Gather all lines in the entries that include the word "Increase".

start

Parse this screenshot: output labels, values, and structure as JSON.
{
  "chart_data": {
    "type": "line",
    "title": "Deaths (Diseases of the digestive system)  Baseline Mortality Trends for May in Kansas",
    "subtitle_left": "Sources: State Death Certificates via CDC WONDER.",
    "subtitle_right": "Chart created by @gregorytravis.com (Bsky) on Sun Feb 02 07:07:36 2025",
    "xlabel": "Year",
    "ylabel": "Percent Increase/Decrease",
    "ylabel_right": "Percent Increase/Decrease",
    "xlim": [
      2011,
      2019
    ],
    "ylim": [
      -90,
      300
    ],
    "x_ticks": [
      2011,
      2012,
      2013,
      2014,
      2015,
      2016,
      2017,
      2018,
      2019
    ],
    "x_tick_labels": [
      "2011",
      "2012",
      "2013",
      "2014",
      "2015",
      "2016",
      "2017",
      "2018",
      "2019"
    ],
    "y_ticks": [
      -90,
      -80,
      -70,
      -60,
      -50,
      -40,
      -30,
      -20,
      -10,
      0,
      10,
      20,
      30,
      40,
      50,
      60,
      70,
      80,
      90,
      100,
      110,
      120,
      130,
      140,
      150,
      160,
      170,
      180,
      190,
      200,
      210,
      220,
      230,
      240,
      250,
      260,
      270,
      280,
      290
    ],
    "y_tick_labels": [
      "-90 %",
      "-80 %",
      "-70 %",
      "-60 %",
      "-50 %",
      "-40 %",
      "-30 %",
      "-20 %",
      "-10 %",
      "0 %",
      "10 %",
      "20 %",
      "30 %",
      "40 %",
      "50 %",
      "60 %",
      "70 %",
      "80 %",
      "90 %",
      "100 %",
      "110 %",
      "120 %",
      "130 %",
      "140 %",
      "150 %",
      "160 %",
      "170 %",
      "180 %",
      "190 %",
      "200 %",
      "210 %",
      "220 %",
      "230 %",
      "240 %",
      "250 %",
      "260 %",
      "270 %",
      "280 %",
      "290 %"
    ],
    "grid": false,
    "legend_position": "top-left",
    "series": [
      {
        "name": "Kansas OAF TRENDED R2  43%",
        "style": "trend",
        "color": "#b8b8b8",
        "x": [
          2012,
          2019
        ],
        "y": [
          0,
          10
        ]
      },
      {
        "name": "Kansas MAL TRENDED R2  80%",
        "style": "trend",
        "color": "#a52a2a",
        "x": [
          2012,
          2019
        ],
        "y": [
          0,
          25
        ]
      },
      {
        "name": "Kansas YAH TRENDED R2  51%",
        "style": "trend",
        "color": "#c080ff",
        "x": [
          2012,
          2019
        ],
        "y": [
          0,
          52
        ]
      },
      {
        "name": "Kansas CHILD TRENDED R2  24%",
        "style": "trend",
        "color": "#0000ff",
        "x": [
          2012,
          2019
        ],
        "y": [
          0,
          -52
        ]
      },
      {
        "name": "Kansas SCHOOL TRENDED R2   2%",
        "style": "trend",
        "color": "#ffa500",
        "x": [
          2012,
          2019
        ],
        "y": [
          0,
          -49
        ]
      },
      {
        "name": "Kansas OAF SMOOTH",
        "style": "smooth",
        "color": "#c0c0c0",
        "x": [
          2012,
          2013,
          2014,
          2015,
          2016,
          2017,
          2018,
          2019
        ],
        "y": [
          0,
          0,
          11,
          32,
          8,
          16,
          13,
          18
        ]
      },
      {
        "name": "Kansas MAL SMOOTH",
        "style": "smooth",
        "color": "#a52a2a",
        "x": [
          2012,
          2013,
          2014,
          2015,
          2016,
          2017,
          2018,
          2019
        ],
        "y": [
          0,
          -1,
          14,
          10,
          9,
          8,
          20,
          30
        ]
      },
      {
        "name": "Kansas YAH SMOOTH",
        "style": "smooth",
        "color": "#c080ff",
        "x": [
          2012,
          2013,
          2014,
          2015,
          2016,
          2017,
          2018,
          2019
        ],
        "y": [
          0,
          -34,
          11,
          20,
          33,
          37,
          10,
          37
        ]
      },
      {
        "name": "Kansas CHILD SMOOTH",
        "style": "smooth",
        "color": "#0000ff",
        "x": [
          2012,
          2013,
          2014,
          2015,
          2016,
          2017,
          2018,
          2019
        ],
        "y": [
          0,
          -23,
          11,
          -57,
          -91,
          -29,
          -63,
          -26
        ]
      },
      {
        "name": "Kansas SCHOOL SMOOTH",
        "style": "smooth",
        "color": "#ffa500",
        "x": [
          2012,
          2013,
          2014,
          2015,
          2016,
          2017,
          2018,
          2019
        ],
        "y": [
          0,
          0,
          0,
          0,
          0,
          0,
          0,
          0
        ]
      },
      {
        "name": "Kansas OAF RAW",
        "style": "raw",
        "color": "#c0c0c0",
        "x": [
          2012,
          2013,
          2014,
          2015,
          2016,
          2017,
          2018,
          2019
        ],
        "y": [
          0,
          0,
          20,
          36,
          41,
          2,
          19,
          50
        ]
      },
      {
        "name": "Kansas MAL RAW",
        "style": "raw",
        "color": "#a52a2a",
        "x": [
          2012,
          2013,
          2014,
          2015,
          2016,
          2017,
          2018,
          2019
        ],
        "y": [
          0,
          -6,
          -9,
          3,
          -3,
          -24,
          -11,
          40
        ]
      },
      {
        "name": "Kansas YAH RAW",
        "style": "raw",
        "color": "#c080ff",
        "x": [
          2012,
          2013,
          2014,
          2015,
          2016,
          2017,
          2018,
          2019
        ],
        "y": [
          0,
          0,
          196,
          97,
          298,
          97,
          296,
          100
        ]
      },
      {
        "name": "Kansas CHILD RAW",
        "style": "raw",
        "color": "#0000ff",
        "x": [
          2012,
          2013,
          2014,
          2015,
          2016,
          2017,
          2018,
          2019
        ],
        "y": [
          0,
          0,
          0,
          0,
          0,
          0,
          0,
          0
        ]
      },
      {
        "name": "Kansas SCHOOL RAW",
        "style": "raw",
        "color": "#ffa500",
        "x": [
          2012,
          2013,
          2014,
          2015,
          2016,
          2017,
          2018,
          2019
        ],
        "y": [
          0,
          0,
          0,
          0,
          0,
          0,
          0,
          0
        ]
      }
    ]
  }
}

end

▸ **REPLY**:
    "ylabel": "Percent Increase/Decrease",
    "ylabel_right": "Percent Increase/Decrease",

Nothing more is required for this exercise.